**SET EXERCISE**: Please write out the material below exactly as given.
### RECORDED DATA ###
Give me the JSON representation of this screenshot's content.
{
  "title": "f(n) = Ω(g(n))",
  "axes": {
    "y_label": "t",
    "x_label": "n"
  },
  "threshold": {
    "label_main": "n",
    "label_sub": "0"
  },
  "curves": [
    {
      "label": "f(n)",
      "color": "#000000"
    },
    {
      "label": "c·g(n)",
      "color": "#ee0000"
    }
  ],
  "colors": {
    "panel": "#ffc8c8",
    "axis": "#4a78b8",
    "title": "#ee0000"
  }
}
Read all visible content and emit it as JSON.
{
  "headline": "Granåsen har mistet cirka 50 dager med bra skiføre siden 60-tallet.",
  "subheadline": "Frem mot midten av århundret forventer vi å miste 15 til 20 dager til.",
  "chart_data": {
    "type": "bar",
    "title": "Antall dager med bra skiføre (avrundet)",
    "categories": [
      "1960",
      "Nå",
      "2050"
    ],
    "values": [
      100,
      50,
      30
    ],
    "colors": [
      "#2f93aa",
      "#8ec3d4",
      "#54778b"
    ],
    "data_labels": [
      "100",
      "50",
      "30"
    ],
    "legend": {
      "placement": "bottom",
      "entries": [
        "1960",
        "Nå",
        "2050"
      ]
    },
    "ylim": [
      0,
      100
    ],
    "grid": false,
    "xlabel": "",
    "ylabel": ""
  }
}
###
**ANSWER TO THIS PROBLEM**:
Give me the JSON representation of this screenshot's content.
{
  "title": "f(n) = Ω(g(n))",
  "axes": {
    "y_label": "t",
    "x_label": "n"
  },
  "threshold": {
    "label_main": "n",
    "label_sub": "0"
  },
  "curves": [
    {
      "label": "f(n)",
      "color": "#000000"
    },
    {
      "label": "c·g(n)",
      "color": "#ee0000"
    }
  ],
  "colors": {
    "panel": "#ffc8c8",
    "axis": "#4a78b8",
    "title": "#ee0000"
  }
}
Read all visible content and emit it as JSON.
{
  "headline": "Granåsen har mistet cirka 50 dager med bra skiføre siden 60-tallet.",
  "subheadline": "Frem mot midten av århundret forventer vi å miste 15 til 20 dager til.",
  "chart_data": {
    "type": "bar",
    "title": "Antall dager med bra skiføre (avrundet)",
    "categories": [
      "1960",
      "Nå",
      "2050"
    ],
    "values": [
      100,
      50,
      30
    ],
    "colors": [
      "#2f93aa",
      "#8ec3d4",
      "#54778b"
    ],
    "data_labels": [
      "100",
      "50",
      "30"
    ],
    "legend": {
      "placement": "bottom",
      "entries": [
        "1960",
        "Nå",
        "2050"
      ]
    },
    "ylim": [
      0,
      100
    ],
    "grid": false,
    "xlabel": "",
    "ylabel": ""
  }
}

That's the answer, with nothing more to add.